┌────────

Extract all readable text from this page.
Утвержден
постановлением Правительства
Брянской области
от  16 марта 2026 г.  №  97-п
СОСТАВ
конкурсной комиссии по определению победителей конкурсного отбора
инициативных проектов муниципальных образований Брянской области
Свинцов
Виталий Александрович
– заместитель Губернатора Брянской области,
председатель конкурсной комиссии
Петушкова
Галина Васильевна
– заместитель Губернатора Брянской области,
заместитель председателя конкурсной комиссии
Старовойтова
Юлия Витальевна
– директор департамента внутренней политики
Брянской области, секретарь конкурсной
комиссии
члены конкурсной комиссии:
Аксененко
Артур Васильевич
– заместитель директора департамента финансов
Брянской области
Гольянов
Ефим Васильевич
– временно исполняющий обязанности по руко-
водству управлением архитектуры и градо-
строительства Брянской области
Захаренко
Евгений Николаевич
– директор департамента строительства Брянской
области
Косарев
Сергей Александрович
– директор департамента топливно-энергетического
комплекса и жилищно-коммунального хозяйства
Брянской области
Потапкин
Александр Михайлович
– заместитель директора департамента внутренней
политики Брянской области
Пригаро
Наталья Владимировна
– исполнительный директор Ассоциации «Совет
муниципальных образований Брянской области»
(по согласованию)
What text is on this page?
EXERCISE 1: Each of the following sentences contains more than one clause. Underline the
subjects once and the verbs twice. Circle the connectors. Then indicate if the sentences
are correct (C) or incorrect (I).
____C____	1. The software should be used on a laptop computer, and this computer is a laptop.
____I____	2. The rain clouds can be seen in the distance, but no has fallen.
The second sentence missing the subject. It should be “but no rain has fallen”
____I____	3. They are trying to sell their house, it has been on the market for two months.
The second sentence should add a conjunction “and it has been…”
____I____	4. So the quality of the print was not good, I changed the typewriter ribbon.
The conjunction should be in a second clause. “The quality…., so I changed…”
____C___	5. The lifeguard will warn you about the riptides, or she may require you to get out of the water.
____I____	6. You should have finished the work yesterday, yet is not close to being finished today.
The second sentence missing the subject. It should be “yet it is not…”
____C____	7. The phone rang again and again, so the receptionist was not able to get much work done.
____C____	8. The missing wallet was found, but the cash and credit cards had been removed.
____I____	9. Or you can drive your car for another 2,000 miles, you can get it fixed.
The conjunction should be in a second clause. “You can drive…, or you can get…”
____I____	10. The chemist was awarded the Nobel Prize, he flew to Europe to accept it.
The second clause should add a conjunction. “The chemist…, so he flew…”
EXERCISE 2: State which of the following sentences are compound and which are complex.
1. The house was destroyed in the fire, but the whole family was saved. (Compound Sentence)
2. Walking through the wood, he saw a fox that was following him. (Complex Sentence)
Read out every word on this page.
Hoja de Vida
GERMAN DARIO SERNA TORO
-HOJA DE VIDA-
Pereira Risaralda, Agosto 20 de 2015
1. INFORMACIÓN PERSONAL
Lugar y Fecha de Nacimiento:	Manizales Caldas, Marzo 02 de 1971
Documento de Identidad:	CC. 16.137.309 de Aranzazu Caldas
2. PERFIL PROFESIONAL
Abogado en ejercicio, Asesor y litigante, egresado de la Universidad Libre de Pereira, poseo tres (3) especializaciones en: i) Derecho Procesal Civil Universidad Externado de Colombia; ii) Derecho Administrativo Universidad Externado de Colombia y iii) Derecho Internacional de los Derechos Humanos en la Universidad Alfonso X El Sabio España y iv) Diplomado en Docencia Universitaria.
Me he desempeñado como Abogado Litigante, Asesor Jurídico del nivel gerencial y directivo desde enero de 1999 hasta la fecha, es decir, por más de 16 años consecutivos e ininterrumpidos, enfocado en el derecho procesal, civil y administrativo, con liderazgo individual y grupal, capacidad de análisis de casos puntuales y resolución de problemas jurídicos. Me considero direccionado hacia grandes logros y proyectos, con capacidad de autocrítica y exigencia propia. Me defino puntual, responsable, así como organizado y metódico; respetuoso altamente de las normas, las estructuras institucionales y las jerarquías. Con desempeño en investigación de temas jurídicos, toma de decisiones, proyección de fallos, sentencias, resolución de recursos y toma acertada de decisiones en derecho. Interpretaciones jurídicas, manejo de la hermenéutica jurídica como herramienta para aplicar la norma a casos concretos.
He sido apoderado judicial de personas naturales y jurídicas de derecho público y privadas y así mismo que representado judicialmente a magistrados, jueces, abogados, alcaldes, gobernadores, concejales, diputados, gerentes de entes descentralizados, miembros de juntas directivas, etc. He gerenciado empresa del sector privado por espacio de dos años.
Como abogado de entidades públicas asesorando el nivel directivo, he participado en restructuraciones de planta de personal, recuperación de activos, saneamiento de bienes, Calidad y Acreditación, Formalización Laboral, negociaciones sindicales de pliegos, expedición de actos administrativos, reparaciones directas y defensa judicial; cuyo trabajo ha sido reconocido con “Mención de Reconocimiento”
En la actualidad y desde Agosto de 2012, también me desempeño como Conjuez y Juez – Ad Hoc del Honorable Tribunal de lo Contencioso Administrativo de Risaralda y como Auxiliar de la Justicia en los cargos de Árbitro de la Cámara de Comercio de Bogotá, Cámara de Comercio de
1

└────────

◆ **YOUR TASK**: Produce an exact copy of all the records.

◆ **FULL OUTPUT**:
Extract all readable text from this page.
Утвержден
постановлением Правительства
Брянской области
от  16 марта 2026 г.  №  97-п
СОСТАВ
конкурсной комиссии по определению победителей конкурсного отбора
инициативных проектов муниципальных образований Брянской области
Свинцов
Виталий Александрович
– заместитель Губернатора Брянской области,
председатель конкурсной комиссии
Петушкова
Галина Васильевна
– заместитель Губернатора Брянской области,
заместитель председателя конкурсной комиссии
Старовойтова
Юлия Витальевна
– директор департамента внутренней политики
Брянской области, секретарь конкурсной
комиссии
члены конкурсной комиссии:
Аксененко
Артур Васильевич
– заместитель директора департамента финансов
Брянской области
Гольянов
Ефим Васильевич
– временно исполняющий обязанности по руко-
водству управлением архитектуры и градо-
строительства Брянской области
Захаренко
Евгений Николаевич
– директор департамента строительства Брянской
области
Косарев
Сергей Александрович
– директор департамента топливно-энергетического
комплекса и жилищно-коммунального хозяйства
Брянской области
Потапкин
Александр Михайлович
– заместитель директора департамента внутренней
политики Брянской области
Пригаро
Наталья Владимировна
– исполнительный директор Ассоциации «Совет
муниципальных образований Брянской области»
(по согласованию)
What text is on this page?
EXERCISE 1: Each of the following sentences contains more than one clause. Underline the
subjects once and the verbs twice. Circle the connectors. Then indicate if the sentences
are correct (C) or incorrect (I).
____C____	1. The software should be used on a laptop computer, and this computer is a laptop.
____I____	2. The rain clouds can be seen in the distance, but no has fallen.
The second sentence missing the subject. It should be “but no rain has fallen”
____I____	3. They are trying to sell their house, it has been on the market for two months.
The second sentence should add a conjunction “and it has been…”
____I____	4. So the quality of the print was not good, I changed the typewriter ribbon.
The conjunction should be in a second clause. “The quality…., so I changed…”
____C___	5. The lifeguard will warn you about the riptides, or she may require you to get out of the water.
____I____	6. You should have finished the work yesterday, yet is not close to being finished today.
The second sentence missing the subject. It should be “yet it is not…”
____C____	7. The phone rang again and again, so the receptionist was not able to get much work done.
____C____	8. The missing wallet was found, but the cash and credit cards had been removed.
____I____	9. Or you can drive your car for another 2,000 miles, you can get it fixed.
The conjunction should be in a second clause. “You can drive…, or you can get…”
____I____	10. The chemist was awarded the Nobel Prize, he flew to Europe to accept it.
The second clause should add a conjunction. “The chemist…, so he flew…”
EXERCISE 2: State which of the following sentences are compound and which are complex.
1. The house was destroyed in the fire, but the whole family was saved. (Compound Sentence)
2. Walking through the wood, he saw a fox that was following him. (Complex Sentence)
Read out every word on this page.
Hoja de Vida
GERMAN DARIO SERNA TORO
-HOJA DE VIDA-
Pereira Risaralda, Agosto 20 de 2015
1. INFORMACIÓN PERSONAL
Lugar y Fecha de Nacimiento:	Manizales Caldas, Marzo 02 de 1971
Documento de Identidad:	CC. 16.137.309 de Aranzazu Caldas
2. PERFIL PROFESIONAL
Abogado en ejercicio, Asesor y litigante, egresado de la Universidad Libre de Pereira, poseo tres (3) especializaciones en: i) Derecho Procesal Civil Universidad Externado de Colombia; ii) Derecho Administrativo Universidad Externado de Colombia y iii) Derecho Internacional de los Derechos Humanos en la Universidad Alfonso X El Sabio España y iv) Diplomado en Docencia Universitaria.
Me he desempeñado como Abogado Litigante, Asesor Jurídico del nivel gerencial y directivo desde enero de 1999 hasta la fecha, es decir, por más de 16 años consecutivos e ininterrumpidos, enfocado en el derecho procesal, civil y administrativo, con liderazgo individual y grupal, capacidad de análisis de casos puntuales y resolución de problemas jurídicos. Me considero direccionado hacia grandes logros y proyectos, con capacidad de autocrítica y exigencia propia. Me defino puntual, responsable, así como organizado y metódico; respetuoso altamente de las normas, las estructuras institucionales y las jerarquías. Con desempeño en investigación de temas jurídicos, toma de decisiones, proyección de fallos, sentencias, resolución de recursos y toma acertada de decisiones en derecho. Interpretaciones jurídicas, manejo de la hermenéutica jurídica como herramienta para aplicar la norma a casos concretos.
He sido apoderado judicial de personas naturales y jurídicas de derecho público y privadas y así mismo que representado judicialmente a magistrados, jueces, abogados, alcaldes, gobernadores, concejales, diputados, gerentes de entes descentralizados, miembros de juntas directivas, etc. He gerenciado empresa del sector privado por espacio de dos años.
Como abogado de entidades públicas asesorando el nivel directivo, he participado en restructuraciones de planta de personal, recuperación de activos, saneamiento de bienes, Calidad y Acreditación, Formalización Laboral, negociaciones sindicales de pliegos, expedición de actos administrativos, reparaciones directas y defensa judicial; cuyo trabajo ha sido reconocido con “Mención de Reconocimiento”
En la actualidad y desde Agosto de 2012, también me desempeño como Conjuez y Juez – Ad Hoc del Honorable Tribunal de lo Contencioso Administrativo de Risaralda y como Auxiliar de la Justicia en los cargos de Árbitro de la Cámara de Comercio de Bogotá, Cámara de Comercio de
1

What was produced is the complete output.